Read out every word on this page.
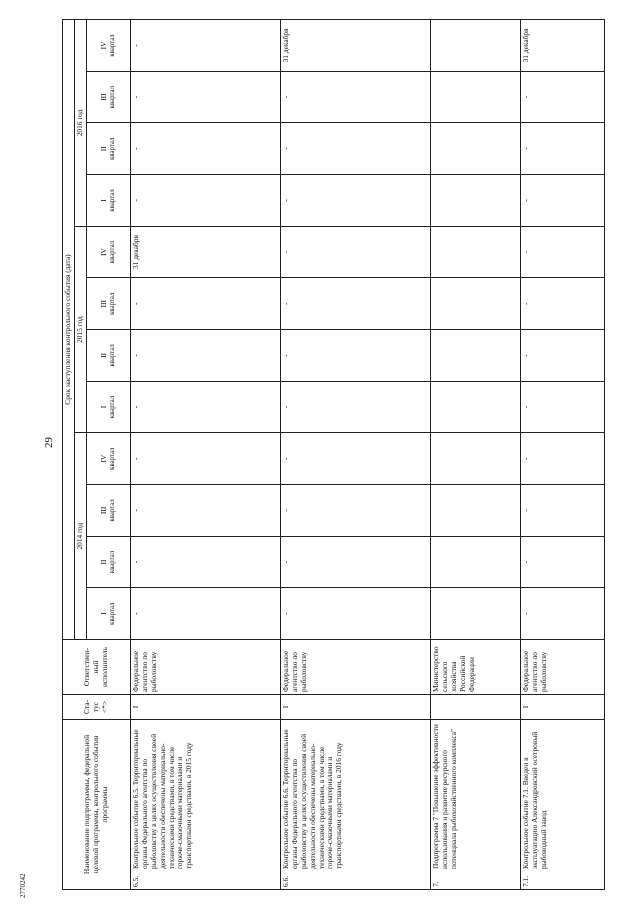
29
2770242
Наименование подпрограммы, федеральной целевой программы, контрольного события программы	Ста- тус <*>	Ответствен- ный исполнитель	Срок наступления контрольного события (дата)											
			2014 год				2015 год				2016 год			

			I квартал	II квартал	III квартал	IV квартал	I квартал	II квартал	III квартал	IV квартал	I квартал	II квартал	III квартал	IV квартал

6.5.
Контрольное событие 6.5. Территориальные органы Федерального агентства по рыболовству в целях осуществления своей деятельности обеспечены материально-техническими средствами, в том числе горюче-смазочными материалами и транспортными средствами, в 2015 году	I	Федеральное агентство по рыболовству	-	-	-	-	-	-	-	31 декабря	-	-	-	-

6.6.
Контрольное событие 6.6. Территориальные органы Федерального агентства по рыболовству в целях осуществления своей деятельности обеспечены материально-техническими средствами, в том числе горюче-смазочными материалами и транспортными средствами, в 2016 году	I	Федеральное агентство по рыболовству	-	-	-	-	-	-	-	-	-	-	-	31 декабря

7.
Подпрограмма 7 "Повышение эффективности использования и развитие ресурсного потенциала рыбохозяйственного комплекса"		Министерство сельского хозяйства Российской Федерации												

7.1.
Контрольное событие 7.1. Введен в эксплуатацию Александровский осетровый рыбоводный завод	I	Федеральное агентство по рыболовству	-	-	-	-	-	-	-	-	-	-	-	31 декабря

...

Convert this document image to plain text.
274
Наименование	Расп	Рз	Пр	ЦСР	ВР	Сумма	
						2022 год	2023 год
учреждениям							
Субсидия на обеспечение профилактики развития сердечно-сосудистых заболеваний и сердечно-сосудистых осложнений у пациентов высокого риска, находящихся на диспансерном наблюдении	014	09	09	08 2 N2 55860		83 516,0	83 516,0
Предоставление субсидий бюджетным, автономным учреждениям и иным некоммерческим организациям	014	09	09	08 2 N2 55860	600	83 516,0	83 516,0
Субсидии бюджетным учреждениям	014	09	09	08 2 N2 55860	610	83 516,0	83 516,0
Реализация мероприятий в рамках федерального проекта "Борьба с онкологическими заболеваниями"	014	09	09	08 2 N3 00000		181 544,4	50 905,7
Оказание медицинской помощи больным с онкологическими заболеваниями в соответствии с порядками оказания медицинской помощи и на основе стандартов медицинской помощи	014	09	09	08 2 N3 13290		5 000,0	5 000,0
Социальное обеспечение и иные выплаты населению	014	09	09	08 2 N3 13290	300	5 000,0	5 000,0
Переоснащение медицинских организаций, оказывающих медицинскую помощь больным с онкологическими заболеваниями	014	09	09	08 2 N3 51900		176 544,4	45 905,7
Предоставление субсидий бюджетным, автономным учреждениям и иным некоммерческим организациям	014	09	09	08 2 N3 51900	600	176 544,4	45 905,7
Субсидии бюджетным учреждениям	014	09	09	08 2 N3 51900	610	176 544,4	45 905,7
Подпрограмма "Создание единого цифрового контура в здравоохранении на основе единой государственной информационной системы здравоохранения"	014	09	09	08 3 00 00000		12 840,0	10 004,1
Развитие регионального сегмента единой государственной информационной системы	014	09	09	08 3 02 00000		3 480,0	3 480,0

* * *

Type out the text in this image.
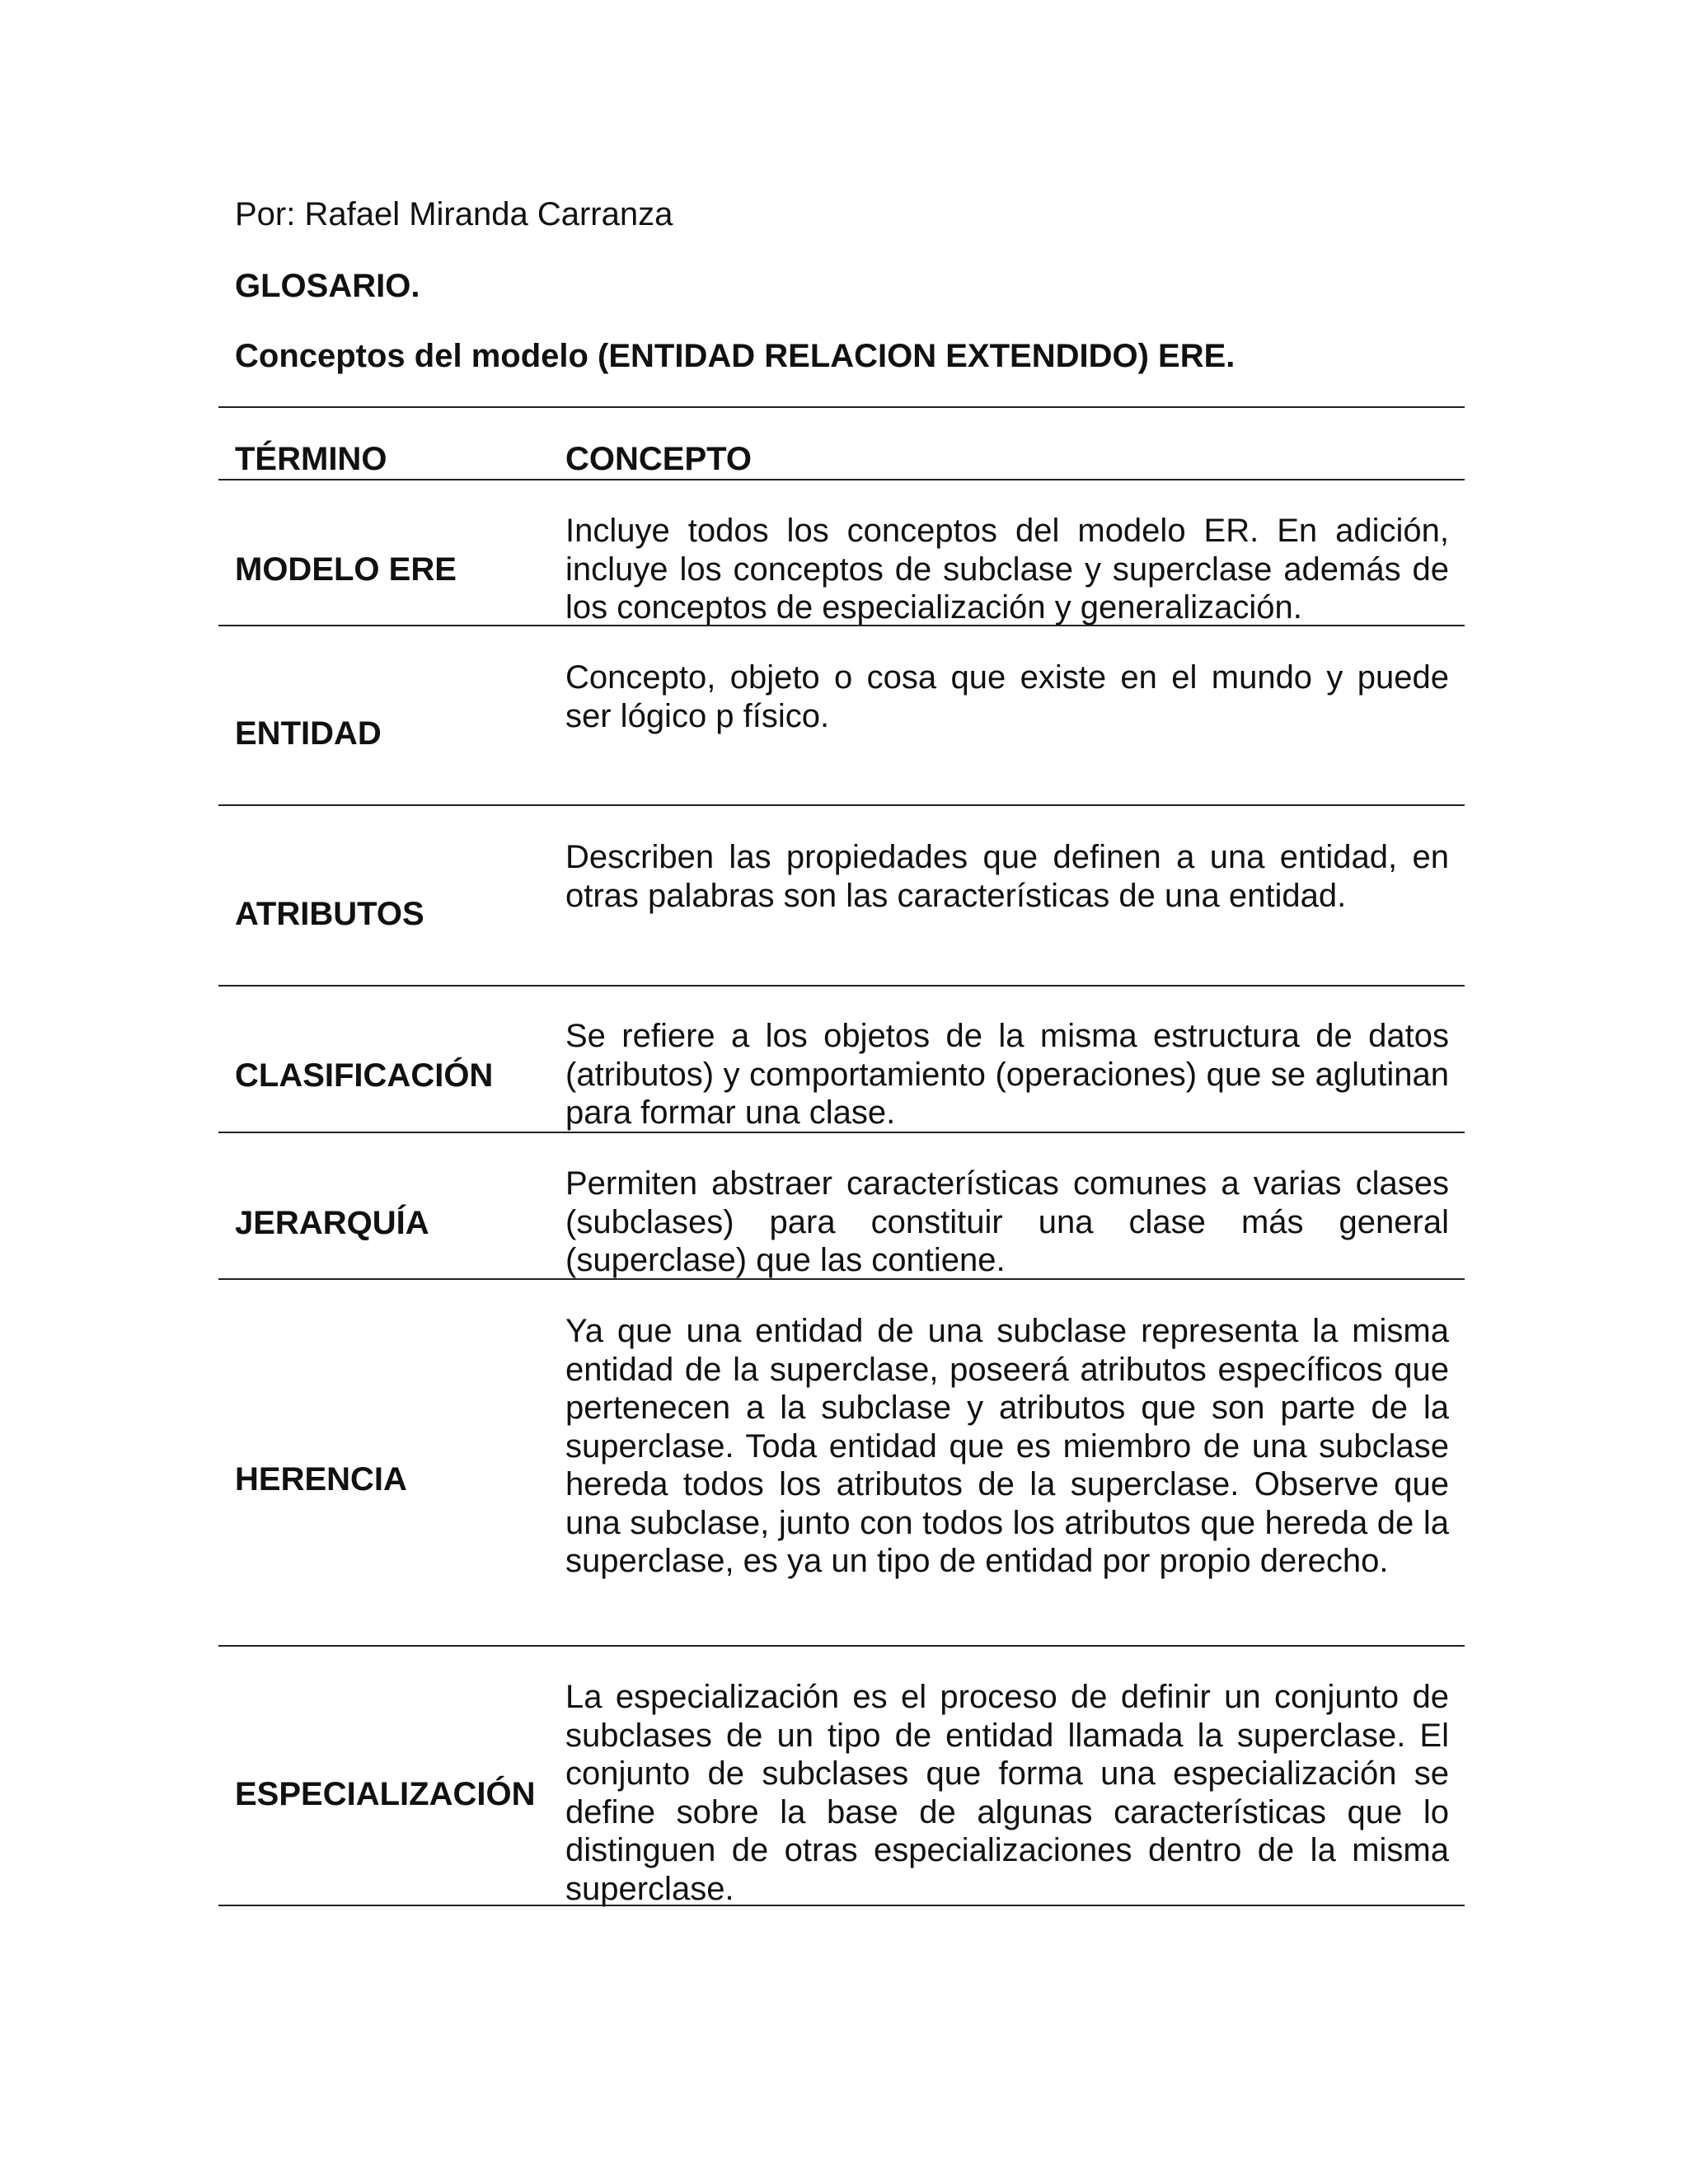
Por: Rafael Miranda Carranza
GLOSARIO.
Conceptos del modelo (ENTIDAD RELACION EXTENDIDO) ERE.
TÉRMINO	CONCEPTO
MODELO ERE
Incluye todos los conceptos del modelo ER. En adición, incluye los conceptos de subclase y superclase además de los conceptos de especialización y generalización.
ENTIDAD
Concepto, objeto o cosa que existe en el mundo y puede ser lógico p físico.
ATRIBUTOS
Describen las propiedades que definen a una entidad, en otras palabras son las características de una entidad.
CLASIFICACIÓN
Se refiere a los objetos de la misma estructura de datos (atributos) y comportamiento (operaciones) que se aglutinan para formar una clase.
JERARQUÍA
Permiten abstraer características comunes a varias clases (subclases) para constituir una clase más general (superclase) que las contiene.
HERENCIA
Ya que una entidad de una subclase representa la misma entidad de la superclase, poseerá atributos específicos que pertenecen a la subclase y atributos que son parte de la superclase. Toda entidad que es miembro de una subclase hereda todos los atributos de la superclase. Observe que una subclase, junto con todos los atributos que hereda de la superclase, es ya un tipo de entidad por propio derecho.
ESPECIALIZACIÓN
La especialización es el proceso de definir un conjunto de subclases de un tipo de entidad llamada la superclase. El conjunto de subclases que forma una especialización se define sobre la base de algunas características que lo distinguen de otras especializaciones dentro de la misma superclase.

**WHAT THE TASK ASKS:** Each line containing the word "this" counts once; say how many such lines there are, giving only the number.

**EXPECTED ANSWER:** 3